#### [DATA]
___
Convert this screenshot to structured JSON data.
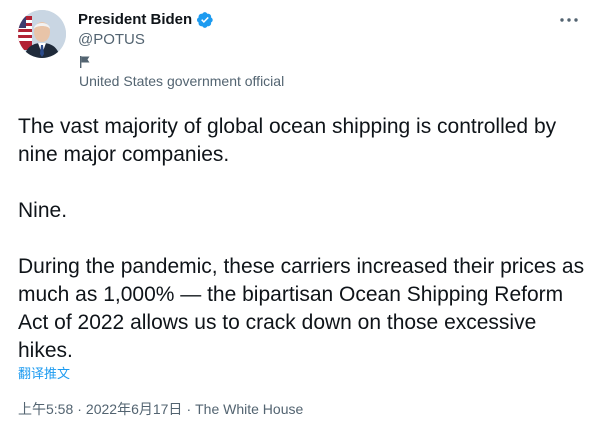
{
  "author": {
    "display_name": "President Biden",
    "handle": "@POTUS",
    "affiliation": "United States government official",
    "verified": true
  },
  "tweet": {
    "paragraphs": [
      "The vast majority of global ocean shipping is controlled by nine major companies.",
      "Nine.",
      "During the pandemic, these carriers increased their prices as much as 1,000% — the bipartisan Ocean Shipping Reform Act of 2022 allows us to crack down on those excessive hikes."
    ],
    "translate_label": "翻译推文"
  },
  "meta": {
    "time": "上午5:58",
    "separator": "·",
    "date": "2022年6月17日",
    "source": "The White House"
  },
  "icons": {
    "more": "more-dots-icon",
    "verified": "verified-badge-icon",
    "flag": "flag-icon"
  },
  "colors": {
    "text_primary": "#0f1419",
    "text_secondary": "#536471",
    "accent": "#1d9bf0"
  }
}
___
#### [DIRECTIONS]
Write out each line of the data that holds the string "verified".

#### [RESULT]
    "verified": true
    "verified": "verified-badge-icon",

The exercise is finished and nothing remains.